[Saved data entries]
════

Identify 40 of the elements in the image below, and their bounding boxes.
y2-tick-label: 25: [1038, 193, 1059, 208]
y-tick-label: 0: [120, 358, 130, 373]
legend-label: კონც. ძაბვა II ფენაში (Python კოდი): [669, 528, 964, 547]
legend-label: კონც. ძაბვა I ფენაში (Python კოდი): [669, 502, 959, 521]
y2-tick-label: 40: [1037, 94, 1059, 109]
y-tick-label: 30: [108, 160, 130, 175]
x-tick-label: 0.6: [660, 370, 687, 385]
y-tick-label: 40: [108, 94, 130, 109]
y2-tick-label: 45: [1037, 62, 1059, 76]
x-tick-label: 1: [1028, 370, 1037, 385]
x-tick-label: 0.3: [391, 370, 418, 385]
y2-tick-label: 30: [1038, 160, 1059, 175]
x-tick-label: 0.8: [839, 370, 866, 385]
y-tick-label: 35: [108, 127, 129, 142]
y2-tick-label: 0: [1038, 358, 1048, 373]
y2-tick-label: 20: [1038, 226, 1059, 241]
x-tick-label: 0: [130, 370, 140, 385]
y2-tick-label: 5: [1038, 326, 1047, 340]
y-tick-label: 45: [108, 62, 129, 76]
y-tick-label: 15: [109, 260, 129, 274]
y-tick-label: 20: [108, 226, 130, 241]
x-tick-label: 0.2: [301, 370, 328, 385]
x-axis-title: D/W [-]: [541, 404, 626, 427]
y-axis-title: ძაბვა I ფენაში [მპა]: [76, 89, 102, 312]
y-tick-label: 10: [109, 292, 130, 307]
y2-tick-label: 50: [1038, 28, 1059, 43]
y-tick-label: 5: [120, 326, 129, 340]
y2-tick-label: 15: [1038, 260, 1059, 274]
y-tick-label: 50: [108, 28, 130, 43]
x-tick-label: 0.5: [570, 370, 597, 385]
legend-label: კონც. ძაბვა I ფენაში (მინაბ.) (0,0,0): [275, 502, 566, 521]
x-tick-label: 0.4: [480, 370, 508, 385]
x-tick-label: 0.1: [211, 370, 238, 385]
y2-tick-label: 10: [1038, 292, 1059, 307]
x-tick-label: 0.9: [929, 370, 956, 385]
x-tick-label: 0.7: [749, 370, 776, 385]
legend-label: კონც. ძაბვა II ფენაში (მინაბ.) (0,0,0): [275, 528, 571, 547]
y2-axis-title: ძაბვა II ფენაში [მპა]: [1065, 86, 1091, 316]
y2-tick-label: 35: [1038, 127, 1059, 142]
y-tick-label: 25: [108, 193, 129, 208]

════

◆ Task prompt
Reproduce every line of the records above word for word, changing nothing.

◆ Result
Identify 40 of the elements in the image below, and their bounding boxes.
y2-tick-label: 25: [1038, 193, 1059, 208]
y-tick-label: 0: [120, 358, 130, 373]
legend-label: კონც. ძაბვა II ფენაში (Python კოდი): [669, 528, 964, 547]
legend-label: კონც. ძაბვა I ფენაში (Python კოდი): [669, 502, 959, 521]
y2-tick-label: 40: [1037, 94, 1059, 109]
y-tick-label: 30: [108, 160, 130, 175]
x-tick-label: 0.6: [660, 370, 687, 385]
y-tick-label: 40: [108, 94, 130, 109]
y2-tick-label: 45: [1037, 62, 1059, 76]
x-tick-label: 1: [1028, 370, 1037, 385]
x-tick-label: 0.3: [391, 370, 418, 385]
y2-tick-label: 30: [1038, 160, 1059, 175]
x-tick-label: 0.8: [839, 370, 866, 385]
y-tick-label: 35: [108, 127, 129, 142]
y2-tick-label: 0: [1038, 358, 1048, 373]
y2-tick-label: 20: [1038, 226, 1059, 241]
x-tick-label: 0: [130, 370, 140, 385]
y2-tick-label: 5: [1038, 326, 1047, 340]
y-tick-label: 45: [108, 62, 129, 76]
y-tick-label: 15: [109, 260, 129, 274]
y-tick-label: 20: [108, 226, 130, 241]
x-tick-label: 0.2: [301, 370, 328, 385]
x-axis-title: D/W [-]: [541, 404, 626, 427]
y-axis-title: ძაბვა I ფენაში [მპა]: [76, 89, 102, 312]
y-tick-label: 10: [109, 292, 130, 307]
y2-tick-label: 50: [1038, 28, 1059, 43]
y-tick-label: 5: [120, 326, 129, 340]
y2-tick-label: 15: [1038, 260, 1059, 274]
y-tick-label: 50: [108, 28, 130, 43]
x-tick-label: 0.5: [570, 370, 597, 385]
legend-label: კონც. ძაბვა I ფენაში (მინაბ.) (0,0,0): [275, 502, 566, 521]
x-tick-label: 0.4: [480, 370, 508, 385]
x-tick-label: 0.1: [211, 370, 238, 385]
y2-tick-label: 10: [1038, 292, 1059, 307]
x-tick-label: 0.9: [929, 370, 956, 385]
x-tick-label: 0.7: [749, 370, 776, 385]
legend-label: კონც. ძაბვა II ფენაში (მინაბ.) (0,0,0): [275, 528, 571, 547]
y2-axis-title: ძაბვა II ფენაში [მპა]: [1065, 86, 1091, 316]
y2-tick-label: 35: [1038, 127, 1059, 142]
y-tick-label: 25: [108, 193, 129, 208]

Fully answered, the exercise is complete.